__The records__.
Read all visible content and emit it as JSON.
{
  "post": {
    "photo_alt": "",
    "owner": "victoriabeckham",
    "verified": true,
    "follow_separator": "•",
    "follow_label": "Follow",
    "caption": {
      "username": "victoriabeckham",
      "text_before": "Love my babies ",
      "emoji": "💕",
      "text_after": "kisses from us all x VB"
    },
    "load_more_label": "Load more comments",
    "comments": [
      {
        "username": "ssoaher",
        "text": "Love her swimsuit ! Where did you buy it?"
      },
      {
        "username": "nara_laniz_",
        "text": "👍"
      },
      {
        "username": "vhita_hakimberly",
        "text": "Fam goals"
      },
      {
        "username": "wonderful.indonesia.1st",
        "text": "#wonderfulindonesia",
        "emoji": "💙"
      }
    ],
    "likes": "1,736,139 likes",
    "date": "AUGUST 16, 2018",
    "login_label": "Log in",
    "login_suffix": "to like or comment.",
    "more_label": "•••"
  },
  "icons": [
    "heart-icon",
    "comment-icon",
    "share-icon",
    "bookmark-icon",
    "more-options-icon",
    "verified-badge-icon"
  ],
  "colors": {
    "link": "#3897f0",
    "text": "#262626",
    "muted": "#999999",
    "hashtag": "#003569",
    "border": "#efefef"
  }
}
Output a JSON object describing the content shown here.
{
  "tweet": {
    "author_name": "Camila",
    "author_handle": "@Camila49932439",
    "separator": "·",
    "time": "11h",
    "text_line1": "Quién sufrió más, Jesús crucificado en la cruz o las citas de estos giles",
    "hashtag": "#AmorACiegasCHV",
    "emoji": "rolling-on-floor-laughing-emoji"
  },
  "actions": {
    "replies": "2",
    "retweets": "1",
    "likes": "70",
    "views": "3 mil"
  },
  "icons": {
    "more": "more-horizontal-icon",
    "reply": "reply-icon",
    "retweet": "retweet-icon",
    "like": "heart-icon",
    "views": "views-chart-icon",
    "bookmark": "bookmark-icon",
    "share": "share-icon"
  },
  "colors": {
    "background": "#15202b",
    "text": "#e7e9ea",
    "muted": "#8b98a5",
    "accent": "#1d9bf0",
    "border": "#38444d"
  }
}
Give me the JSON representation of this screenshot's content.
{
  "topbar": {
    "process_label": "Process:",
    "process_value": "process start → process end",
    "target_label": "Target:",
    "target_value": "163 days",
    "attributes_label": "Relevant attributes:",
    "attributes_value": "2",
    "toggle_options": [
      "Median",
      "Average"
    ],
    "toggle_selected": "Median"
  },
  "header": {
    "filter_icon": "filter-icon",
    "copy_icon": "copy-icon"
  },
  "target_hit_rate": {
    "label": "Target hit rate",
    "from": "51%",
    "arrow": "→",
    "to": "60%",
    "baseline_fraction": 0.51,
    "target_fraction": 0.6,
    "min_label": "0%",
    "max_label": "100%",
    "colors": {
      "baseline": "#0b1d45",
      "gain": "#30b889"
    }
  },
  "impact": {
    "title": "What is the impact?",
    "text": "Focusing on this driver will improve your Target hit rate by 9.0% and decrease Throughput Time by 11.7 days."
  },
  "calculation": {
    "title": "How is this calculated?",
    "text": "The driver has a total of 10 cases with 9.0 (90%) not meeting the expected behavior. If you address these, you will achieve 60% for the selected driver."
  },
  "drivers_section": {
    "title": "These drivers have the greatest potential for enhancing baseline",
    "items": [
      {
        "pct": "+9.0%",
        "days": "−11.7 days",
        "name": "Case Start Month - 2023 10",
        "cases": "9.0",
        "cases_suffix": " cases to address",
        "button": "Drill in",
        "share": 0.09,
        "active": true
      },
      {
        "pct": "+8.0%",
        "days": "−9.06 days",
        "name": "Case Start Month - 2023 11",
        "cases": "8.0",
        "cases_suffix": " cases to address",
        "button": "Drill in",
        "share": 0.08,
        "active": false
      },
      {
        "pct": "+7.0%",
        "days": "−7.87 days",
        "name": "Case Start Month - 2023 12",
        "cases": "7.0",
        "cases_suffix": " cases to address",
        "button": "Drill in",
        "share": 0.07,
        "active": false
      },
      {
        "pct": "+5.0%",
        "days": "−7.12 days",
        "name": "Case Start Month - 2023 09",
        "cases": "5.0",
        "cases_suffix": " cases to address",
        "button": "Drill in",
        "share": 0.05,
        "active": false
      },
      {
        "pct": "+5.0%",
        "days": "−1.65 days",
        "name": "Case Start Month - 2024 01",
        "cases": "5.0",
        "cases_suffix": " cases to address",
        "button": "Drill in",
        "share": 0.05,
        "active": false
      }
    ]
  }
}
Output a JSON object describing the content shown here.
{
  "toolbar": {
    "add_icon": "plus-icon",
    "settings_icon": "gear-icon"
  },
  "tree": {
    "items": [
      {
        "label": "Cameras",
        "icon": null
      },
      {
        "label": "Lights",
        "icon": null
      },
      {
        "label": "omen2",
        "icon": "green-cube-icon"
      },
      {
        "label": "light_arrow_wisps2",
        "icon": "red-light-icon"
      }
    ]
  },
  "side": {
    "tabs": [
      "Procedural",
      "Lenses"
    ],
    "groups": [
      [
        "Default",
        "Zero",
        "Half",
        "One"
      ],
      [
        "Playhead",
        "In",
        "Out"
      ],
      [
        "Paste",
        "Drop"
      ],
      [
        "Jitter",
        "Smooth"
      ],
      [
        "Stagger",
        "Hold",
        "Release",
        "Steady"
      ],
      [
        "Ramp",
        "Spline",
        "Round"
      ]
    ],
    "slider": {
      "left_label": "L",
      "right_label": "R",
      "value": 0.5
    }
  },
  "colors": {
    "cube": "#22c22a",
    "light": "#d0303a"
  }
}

__The request__.
Work out how many lines in the entries hold the string "JSON". Your answer should consist solely of that number.

__Correct answer__.
4